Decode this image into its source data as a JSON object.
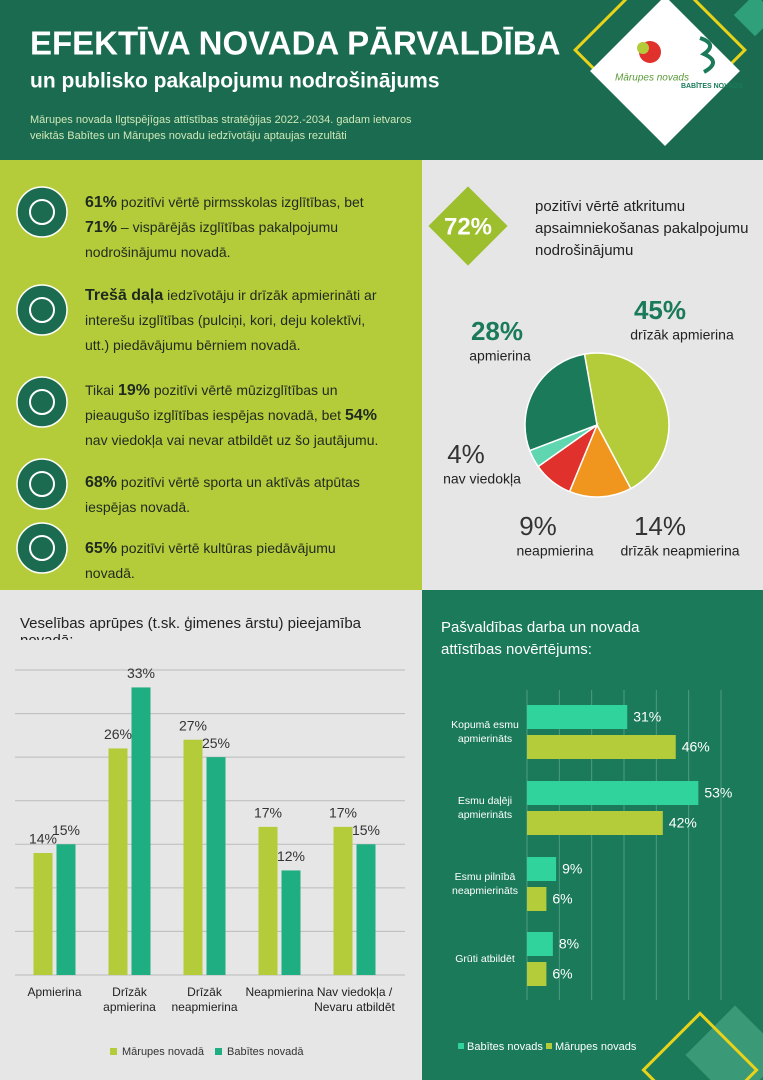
{
  "header": {
    "title": "EFEKTĪVA NOVADA PĀRVALDĪBA",
    "subtitle": "un publisko pakalpojumu nodrošinājums",
    "description": "Mārupes novada Ilgtspējīgas attīstības stratēģijas 2022.-2034. gadam ietvaros veiktās Babītes un Mārupes novadu iedzīvotāju aptaujas rezultāti",
    "logos": [
      "Mārupes novads",
      "BABĪTES NOVADS"
    ]
  },
  "highlights": [
    {
      "segments": [
        {
          "text": "61%",
          "bold": true
        },
        {
          "text": " pozitīvi vērtē pirmsskolas izglītības, bet "
        },
        {
          "text": "71%",
          "bold": true
        },
        {
          "text": " – vispārējās izglītības pakalpojumu nodrošinājumu novadā."
        }
      ]
    },
    {
      "segments": [
        {
          "text": "Trešā daļa",
          "bold": true
        },
        {
          "text": " iedzīvotāju ir drīzāk apmierināti ar interešu izglītības (pulciņi, kori, deju kolektīvi, utt.) piedāvājumu bērniem novadā."
        }
      ]
    },
    {
      "segments": [
        {
          "text": "Tikai "
        },
        {
          "text": "19%",
          "bold": true
        },
        {
          "text": " pozitīvi vērtē mūzizglītības un pieaugušo izglītības iespējas novadā, bet "
        },
        {
          "text": "54%",
          "bold": true
        },
        {
          "text": " nav viedokļa vai nevar atbildēt uz šo jautājumu."
        }
      ]
    },
    {
      "segments": [
        {
          "text": "68%",
          "bold": true
        },
        {
          "text": " pozitīvi vērtē sporta un aktīvās atpūtas iespējas novadā."
        }
      ]
    },
    {
      "segments": [
        {
          "text": "65%",
          "bold": true
        },
        {
          "text": " pozitīvi vērtē kultūras piedāvājumu novadā."
        }
      ]
    }
  ],
  "chart_data": [
    {
      "type": "pie",
      "badge": "72%",
      "title": "pozitīvi vērtē atkritumu apsaimniekošanas pakalpojumu nodrošinājumu",
      "categories": [
        "drīzāk apmierina",
        "drīzāk neapmierina",
        "neapmierina",
        "nav viedokļa",
        "apmierina"
      ],
      "values": [
        45,
        14,
        9,
        4,
        28
      ],
      "value_labels": [
        "45%",
        "14%",
        "9%",
        "4%",
        "28%"
      ],
      "colors": [
        "#b5cc3a",
        "#f0961e",
        "#e0312c",
        "#5fd6b0",
        "#1a7a5a"
      ]
    },
    {
      "type": "bar",
      "title": "Veselības aprūpes (t.sk. ģimenes ārstu) pieejamība novadā:",
      "categories": [
        "Apmierina",
        "Drīzāk apmierina",
        "Drīzāk neapmierina",
        "Neapmierina",
        "Nav viedokļa / Nevaru atbildēt"
      ],
      "series": [
        {
          "name": "Mārupes novadā",
          "color": "#b5cc3a",
          "values": [
            14,
            26,
            27,
            17,
            17
          ],
          "value_labels": [
            "14%",
            "26%",
            "27%",
            "17%",
            "17%"
          ]
        },
        {
          "name": "Babītes novadā",
          "color": "#1fae82",
          "values": [
            15,
            33,
            25,
            12,
            15
          ],
          "value_labels": [
            "15%",
            "33%",
            "25%",
            "12%",
            "15%"
          ]
        }
      ],
      "ylim": [
        0,
        35
      ],
      "yticks": [
        0,
        5,
        10,
        15,
        20,
        25,
        30,
        35
      ],
      "grid": true
    },
    {
      "type": "barh",
      "title": "Pašvaldības darba un novada attīstības novērtējums:",
      "categories": [
        "Kopumā esmu apmierināts",
        "Esmu daļēji apmierināts",
        "Esmu pilnībā neapmierināts",
        "Grūti atbildēt"
      ],
      "series": [
        {
          "name": "Babītes novads",
          "color": "#2fd39b",
          "values": [
            31,
            53,
            9,
            8
          ],
          "value_labels": [
            "31%",
            "53%",
            "9%",
            "8%"
          ]
        },
        {
          "name": "Mārupes novads",
          "color": "#b5cc3a",
          "values": [
            46,
            42,
            6,
            6
          ],
          "value_labels": [
            "46%",
            "42%",
            "6%",
            "6%"
          ]
        }
      ],
      "xlim": [
        0,
        60
      ],
      "xticks": [
        0,
        10,
        20,
        30,
        40,
        50,
        60
      ],
      "grid": true
    }
  ]
}
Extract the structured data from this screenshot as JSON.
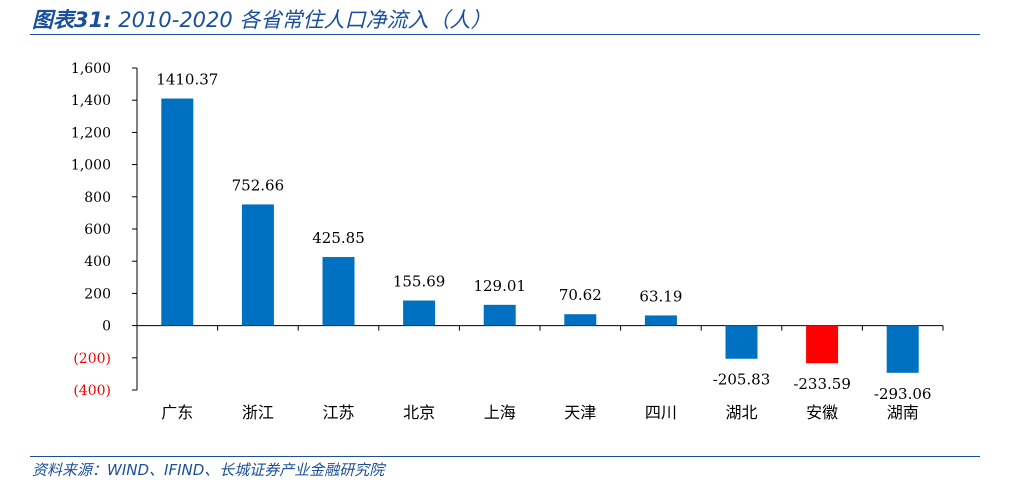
{
  "title": {
    "prefix": "图表31:",
    "main": " 2010-2020 各省常住人口净流入（人）"
  },
  "source": "资料来源：WIND、IFIND、长城证券产业金融研究院",
  "colors": {
    "bar": "#0070c0",
    "highlight": "#ff0000",
    "negative_tick": "#ff0000",
    "rule": "#1a4f9c"
  },
  "chart_data": {
    "type": "bar",
    "title": "图表31: 2010-2020 各省常住人口净流入（人）",
    "xlabel": "",
    "ylabel": "",
    "ylim": [
      -400,
      1600
    ],
    "yticks": [
      -400,
      -200,
      0,
      200,
      400,
      600,
      800,
      1000,
      1200,
      1400,
      1600
    ],
    "ytick_labels": [
      "(400)",
      "(200)",
      "0",
      "200",
      "400",
      "600",
      "800",
      "1,000",
      "1,200",
      "1,400",
      "1,600"
    ],
    "categories": [
      "广东",
      "浙江",
      "江苏",
      "北京",
      "上海",
      "天津",
      "四川",
      "湖北",
      "安徽",
      "湖南"
    ],
    "values": [
      1410.37,
      752.66,
      425.85,
      155.69,
      129.01,
      70.62,
      63.19,
      -205.83,
      -233.59,
      -293.06
    ],
    "data_labels": [
      "1410.37",
      "752.66",
      "425.85",
      "155.69",
      "129.01",
      "70.62",
      "63.19",
      "-205.83",
      "-233.59",
      "-293.06"
    ],
    "highlight_category": "安徽",
    "grid": false,
    "legend": "none"
  }
}
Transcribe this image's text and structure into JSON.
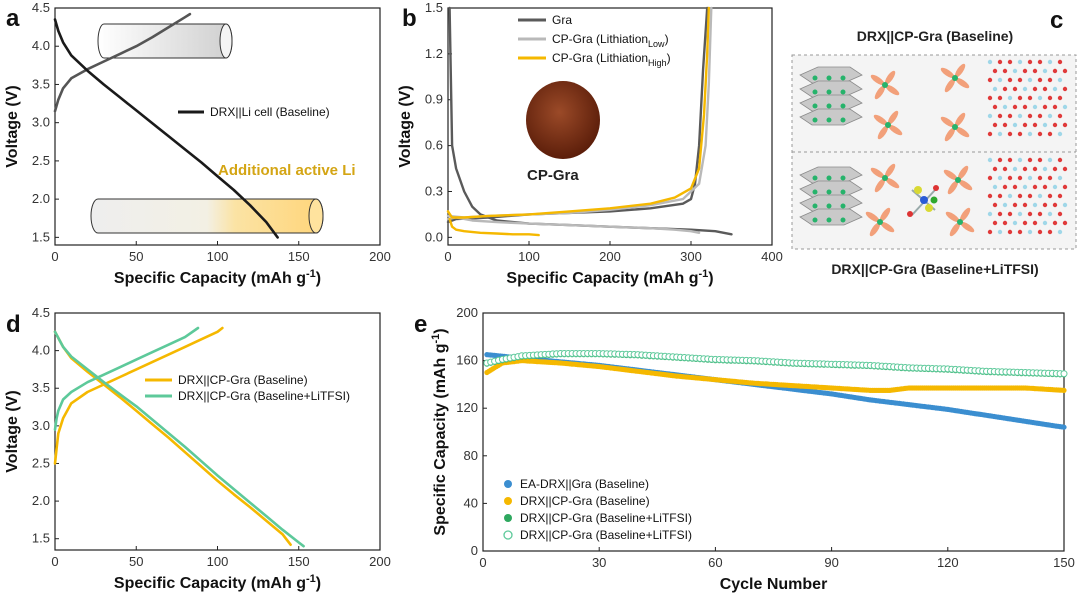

──────────────────────────────

### Work to do
Show all lines in the entries above where the string "pakalpojumu" appears.

### Result of the task
    "subtitle": "un publisko pakalpojumu nodrošinājums",
          "text": " – vispārējās izglītības pakalpojumu nodrošinājumu novadā."
      "title": "pozitīvi vērtē atkritumu apsaimniekošanas pakalpojumu nodrošinājumu",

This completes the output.